*** Material shown ***

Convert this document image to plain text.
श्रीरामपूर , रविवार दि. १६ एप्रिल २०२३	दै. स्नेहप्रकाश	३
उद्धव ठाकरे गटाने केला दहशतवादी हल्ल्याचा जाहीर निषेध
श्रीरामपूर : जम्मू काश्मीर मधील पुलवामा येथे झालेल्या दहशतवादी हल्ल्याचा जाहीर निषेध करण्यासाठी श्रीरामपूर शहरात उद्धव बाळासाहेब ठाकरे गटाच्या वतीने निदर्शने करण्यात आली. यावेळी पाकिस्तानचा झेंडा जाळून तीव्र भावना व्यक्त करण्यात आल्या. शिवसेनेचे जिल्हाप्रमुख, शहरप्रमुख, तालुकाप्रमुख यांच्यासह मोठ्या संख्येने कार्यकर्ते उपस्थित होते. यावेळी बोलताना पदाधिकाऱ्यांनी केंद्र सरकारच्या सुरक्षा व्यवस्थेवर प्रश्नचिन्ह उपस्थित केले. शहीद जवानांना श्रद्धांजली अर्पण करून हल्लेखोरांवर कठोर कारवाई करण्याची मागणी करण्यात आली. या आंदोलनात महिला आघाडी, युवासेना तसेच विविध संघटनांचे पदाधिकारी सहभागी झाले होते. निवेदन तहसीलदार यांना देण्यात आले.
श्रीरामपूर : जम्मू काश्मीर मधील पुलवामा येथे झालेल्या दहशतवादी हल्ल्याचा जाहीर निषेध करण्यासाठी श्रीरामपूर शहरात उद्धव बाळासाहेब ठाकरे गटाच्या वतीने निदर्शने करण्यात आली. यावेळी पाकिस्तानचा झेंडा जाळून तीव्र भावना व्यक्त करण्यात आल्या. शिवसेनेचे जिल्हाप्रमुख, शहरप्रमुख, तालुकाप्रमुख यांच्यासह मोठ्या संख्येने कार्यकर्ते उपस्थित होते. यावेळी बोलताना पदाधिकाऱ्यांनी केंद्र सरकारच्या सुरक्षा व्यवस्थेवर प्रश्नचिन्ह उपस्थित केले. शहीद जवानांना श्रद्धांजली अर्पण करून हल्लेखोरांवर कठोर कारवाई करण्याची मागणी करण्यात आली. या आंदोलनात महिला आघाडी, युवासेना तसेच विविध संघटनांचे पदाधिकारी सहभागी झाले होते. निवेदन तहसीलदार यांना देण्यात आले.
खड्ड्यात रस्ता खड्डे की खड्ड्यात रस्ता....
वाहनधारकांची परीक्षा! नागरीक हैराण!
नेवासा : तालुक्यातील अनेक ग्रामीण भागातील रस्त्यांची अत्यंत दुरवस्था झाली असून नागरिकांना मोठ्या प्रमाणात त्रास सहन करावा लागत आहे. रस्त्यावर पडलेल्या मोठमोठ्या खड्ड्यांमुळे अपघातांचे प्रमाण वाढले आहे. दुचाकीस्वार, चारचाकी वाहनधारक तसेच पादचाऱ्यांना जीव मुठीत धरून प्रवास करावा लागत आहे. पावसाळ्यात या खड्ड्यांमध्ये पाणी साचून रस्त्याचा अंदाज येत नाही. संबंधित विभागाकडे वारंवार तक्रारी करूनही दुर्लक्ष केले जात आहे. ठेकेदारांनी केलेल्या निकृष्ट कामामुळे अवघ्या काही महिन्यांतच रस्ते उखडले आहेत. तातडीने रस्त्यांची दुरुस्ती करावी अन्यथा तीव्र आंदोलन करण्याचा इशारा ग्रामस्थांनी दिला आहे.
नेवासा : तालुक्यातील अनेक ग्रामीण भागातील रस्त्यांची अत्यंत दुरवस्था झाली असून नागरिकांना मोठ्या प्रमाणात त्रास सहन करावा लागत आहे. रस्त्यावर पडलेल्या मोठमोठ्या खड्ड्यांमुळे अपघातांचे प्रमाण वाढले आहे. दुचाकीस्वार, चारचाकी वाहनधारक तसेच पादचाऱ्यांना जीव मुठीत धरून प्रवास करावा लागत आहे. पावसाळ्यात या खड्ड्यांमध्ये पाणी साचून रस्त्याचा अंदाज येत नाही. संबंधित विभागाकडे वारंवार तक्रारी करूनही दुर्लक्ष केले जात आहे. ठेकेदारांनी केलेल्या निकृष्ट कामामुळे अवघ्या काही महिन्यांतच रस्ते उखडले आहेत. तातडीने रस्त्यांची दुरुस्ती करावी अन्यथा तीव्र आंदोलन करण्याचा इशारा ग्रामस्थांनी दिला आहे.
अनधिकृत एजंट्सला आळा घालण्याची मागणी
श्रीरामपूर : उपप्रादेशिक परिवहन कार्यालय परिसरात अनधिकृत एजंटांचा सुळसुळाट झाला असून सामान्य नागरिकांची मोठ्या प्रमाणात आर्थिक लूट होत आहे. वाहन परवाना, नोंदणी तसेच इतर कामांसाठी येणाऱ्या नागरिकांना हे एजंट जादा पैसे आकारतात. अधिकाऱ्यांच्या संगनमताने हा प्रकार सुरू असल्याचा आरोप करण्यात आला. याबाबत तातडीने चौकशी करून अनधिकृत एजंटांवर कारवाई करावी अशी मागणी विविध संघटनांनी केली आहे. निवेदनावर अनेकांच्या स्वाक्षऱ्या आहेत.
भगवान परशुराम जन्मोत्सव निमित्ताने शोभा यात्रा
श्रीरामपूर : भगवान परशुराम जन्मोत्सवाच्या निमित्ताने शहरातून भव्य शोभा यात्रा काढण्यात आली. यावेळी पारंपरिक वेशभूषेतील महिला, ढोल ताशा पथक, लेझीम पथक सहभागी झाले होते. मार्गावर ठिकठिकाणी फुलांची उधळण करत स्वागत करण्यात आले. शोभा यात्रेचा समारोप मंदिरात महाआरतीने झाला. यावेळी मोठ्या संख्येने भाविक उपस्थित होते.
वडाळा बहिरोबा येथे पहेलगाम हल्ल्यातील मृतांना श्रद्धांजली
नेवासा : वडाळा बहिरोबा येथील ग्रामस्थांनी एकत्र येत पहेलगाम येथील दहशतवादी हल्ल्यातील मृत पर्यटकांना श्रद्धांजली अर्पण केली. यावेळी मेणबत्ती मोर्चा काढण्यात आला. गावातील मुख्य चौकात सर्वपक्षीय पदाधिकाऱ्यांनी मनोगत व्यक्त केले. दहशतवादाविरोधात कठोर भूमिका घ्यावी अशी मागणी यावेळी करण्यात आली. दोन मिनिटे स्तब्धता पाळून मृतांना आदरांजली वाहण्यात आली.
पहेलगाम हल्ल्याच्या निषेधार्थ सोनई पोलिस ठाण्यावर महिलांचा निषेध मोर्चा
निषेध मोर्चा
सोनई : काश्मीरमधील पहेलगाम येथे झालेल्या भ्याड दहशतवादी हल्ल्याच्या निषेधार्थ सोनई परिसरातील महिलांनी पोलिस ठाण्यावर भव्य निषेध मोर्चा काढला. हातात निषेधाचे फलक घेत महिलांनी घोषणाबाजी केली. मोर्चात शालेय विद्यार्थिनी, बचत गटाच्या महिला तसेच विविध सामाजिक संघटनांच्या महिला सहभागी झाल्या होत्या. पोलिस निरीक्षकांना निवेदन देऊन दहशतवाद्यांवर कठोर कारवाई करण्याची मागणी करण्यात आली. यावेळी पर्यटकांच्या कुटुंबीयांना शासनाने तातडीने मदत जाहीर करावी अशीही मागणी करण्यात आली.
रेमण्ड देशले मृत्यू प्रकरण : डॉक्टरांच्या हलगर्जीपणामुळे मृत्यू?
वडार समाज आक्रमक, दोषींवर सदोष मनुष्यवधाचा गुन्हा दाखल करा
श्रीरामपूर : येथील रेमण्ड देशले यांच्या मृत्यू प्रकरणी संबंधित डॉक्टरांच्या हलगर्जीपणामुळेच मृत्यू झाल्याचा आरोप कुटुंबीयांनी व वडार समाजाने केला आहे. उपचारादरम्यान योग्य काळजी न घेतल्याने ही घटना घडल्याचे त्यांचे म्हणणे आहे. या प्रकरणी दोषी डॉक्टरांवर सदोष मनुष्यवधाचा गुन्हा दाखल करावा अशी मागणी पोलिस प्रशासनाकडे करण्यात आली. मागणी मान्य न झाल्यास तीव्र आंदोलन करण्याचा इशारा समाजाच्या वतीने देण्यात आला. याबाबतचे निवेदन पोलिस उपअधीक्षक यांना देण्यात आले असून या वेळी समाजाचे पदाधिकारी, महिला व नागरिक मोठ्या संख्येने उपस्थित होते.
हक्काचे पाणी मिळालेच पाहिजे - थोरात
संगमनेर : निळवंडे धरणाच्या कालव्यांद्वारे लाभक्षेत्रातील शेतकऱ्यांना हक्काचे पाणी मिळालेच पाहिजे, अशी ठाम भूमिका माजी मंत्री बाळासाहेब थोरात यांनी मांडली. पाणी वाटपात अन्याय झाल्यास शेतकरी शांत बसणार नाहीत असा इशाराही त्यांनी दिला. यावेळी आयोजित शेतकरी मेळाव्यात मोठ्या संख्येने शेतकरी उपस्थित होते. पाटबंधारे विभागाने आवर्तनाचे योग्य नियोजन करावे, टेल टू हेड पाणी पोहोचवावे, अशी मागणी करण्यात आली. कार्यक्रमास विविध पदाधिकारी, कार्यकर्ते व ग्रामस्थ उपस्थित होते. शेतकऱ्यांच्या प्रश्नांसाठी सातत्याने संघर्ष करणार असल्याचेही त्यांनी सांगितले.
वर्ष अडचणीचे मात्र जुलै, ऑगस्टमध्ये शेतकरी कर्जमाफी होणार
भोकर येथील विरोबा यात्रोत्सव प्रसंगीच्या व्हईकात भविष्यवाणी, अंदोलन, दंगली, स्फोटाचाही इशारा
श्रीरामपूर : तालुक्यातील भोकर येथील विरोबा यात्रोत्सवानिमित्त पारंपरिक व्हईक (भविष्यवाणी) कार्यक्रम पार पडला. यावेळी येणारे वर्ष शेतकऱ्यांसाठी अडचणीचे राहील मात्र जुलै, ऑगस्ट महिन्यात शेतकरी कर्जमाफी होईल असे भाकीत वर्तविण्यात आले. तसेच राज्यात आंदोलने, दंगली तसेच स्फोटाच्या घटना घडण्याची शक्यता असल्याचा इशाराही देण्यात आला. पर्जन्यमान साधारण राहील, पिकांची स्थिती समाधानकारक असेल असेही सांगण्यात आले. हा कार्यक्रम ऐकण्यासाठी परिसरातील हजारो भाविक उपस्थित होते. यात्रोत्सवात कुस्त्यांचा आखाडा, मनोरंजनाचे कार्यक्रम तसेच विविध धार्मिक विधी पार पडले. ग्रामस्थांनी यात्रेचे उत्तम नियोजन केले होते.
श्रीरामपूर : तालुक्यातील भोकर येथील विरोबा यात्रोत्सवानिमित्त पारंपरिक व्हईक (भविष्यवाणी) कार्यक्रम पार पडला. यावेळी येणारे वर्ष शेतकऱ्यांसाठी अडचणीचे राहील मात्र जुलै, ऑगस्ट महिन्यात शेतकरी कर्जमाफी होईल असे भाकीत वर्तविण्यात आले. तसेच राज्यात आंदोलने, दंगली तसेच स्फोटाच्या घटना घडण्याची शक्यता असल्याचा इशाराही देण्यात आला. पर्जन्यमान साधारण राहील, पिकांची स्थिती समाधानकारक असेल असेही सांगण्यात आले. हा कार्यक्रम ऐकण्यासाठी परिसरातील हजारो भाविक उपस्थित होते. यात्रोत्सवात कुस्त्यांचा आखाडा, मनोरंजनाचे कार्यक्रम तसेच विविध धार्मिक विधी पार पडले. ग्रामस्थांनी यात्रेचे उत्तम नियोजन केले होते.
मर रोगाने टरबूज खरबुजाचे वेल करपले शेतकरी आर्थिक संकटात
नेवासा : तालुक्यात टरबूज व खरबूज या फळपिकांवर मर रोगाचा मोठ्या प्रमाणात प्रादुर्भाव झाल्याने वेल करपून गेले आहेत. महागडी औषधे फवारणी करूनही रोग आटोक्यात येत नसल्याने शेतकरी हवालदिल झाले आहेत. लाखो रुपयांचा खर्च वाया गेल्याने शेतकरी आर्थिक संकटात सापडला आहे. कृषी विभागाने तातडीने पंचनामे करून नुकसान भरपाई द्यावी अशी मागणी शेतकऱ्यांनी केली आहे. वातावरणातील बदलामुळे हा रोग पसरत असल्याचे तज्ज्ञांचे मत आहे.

***

(Your objective) Look through the material and copy each line that has "रकरण".

(Answer to this problem)
रेमण्ड देशले मृत्यू प्रकरण : डॉक्टरांच्या हलगर्जीपणामुळे मृत्यू?
श्रीरामपूर : येथील रेमण्ड देशले यांच्या मृत्यू प्रकरणी संबंधित डॉक्टरांच्या हलगर्जीपणामुळेच मृत्यू झाल्याचा आरोप कुटुंबीयांनी व वडार समाजाने केला आहे. उपचारादरम्यान योग्य काळजी न घेतल्याने ही घटना घडल्याचे त्यांचे म्हणणे आहे. या प्रकरणी दोषी डॉक्टरांवर सदोष मनुष्यवधाचा गुन्हा दाखल करावा अशी मागणी पोलिस प्रशासनाकडे करण्यात आली. मागणी मान्य न झाल्यास तीव्र आंदोलन करण्याचा इशारा समाजाच्या वतीने देण्यात आला. याबाबतचे निवेदन पोलिस उपअधीक्षक यांना देण्यात आले असून या वेळी समाजाचे पदाधिकारी, महिला व नागरिक मोठ्या संख्येने उपस्थित होते.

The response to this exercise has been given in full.